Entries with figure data

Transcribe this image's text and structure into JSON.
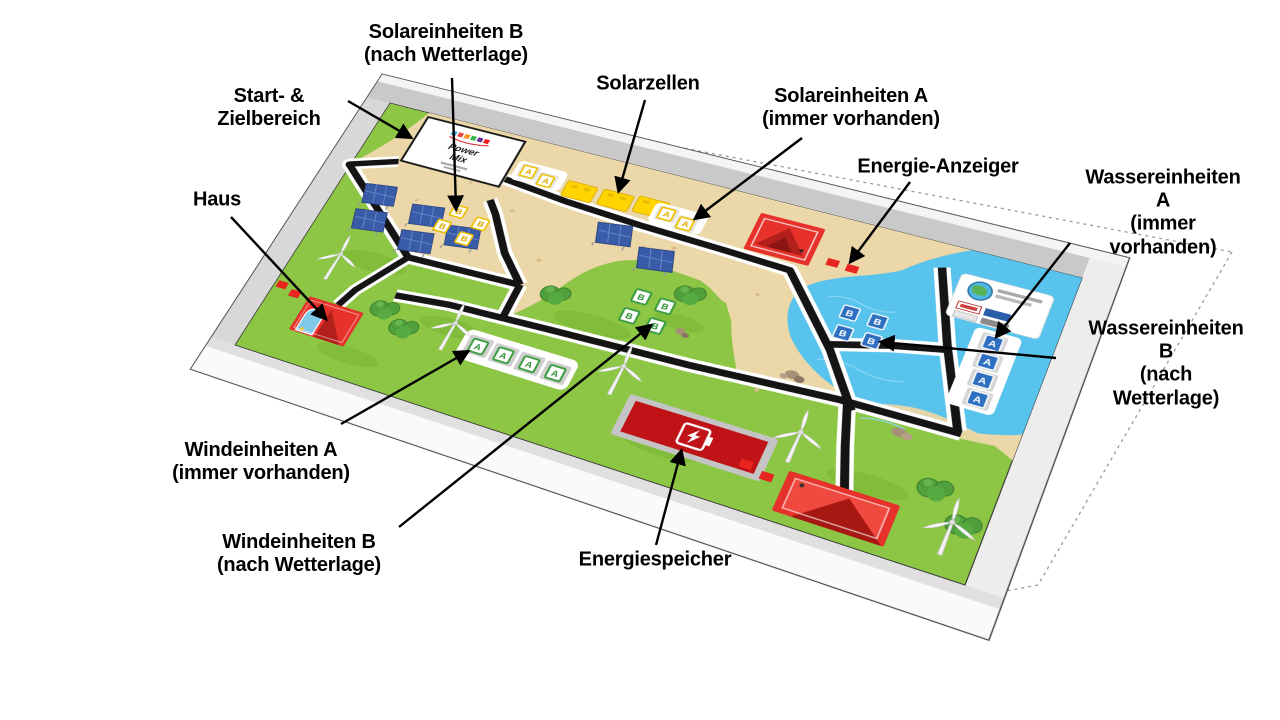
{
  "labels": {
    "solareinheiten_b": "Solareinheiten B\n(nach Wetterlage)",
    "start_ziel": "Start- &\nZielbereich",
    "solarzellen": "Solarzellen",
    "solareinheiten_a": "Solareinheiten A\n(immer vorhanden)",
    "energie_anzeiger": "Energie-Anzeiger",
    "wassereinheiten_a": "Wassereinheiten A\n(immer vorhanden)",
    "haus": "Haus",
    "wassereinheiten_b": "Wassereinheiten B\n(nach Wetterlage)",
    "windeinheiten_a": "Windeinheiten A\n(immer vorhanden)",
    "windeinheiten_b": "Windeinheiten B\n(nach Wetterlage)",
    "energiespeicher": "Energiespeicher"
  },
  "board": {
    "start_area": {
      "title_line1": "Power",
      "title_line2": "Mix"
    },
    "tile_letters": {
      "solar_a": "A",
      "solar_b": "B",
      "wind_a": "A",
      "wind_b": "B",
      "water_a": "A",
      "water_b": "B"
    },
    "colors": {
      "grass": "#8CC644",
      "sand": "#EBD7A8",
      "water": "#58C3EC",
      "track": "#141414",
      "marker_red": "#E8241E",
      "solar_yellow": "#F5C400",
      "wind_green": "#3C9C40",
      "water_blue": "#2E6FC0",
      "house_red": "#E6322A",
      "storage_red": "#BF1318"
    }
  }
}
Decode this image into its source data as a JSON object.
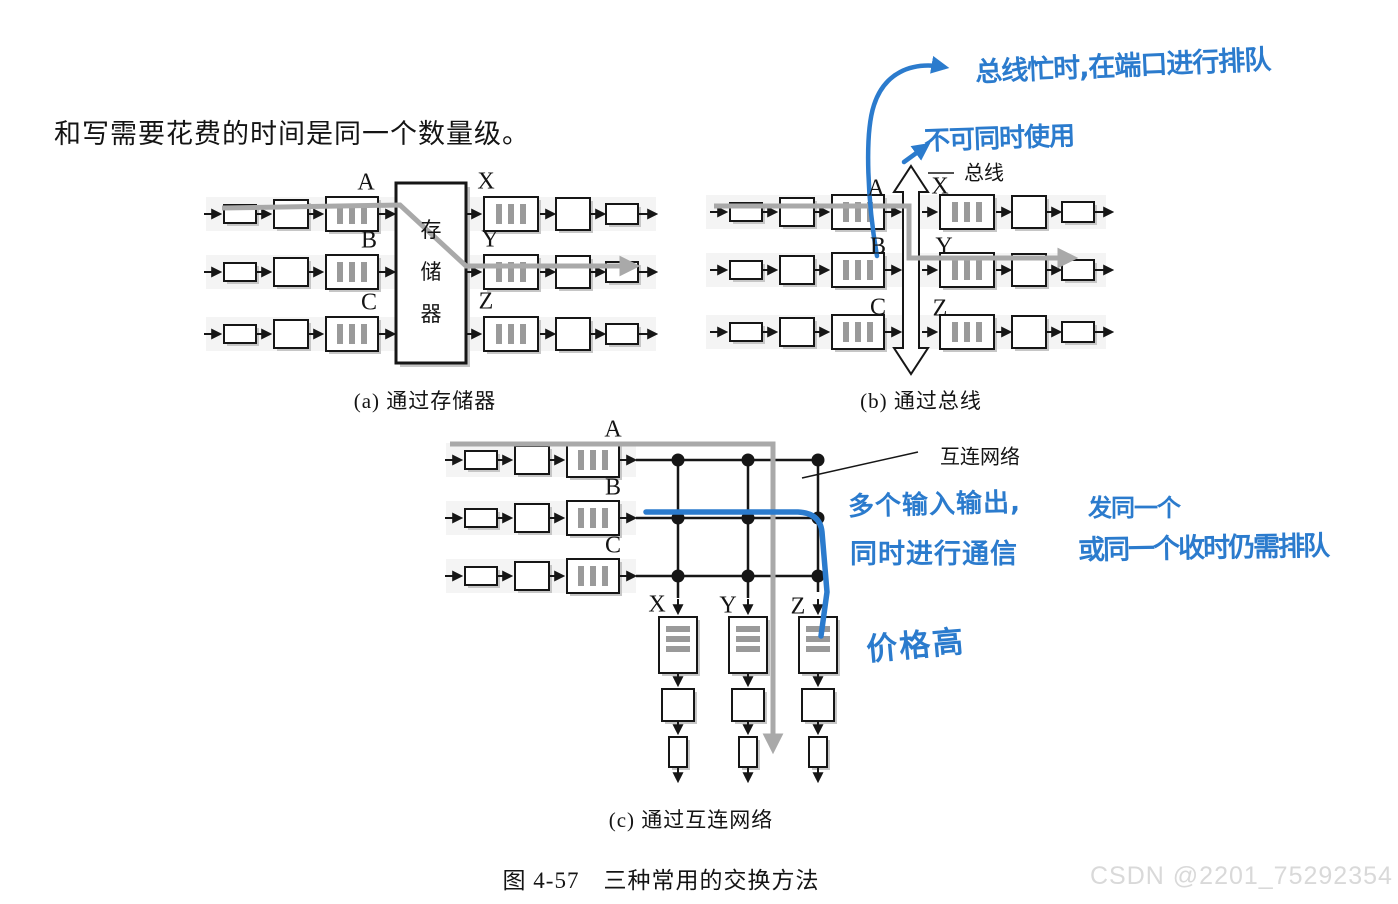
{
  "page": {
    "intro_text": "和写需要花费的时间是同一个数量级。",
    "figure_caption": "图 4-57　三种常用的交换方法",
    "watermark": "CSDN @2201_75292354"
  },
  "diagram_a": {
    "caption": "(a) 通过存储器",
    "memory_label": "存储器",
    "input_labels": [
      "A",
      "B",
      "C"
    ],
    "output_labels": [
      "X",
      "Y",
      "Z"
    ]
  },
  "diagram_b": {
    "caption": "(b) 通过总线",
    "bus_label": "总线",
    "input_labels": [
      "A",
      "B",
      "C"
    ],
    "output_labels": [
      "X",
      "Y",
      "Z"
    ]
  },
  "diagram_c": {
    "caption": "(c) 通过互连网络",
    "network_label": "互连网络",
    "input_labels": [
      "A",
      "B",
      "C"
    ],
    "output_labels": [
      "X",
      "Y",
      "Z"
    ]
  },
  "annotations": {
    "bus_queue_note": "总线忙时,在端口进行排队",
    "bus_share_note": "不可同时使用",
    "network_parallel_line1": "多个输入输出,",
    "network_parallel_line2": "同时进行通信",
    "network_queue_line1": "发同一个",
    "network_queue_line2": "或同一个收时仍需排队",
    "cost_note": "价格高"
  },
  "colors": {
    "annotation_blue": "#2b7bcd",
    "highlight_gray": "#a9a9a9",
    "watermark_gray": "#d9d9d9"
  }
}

Goal -> Go through the records and show every line with the string "Wassereinheiten" in it.

Problem solution ->
    "wassereinheiten_a": "Wassereinheiten A\n(immer vorhanden)",
    "wassereinheiten_b": "Wassereinheiten B\n(nach Wetterlage)",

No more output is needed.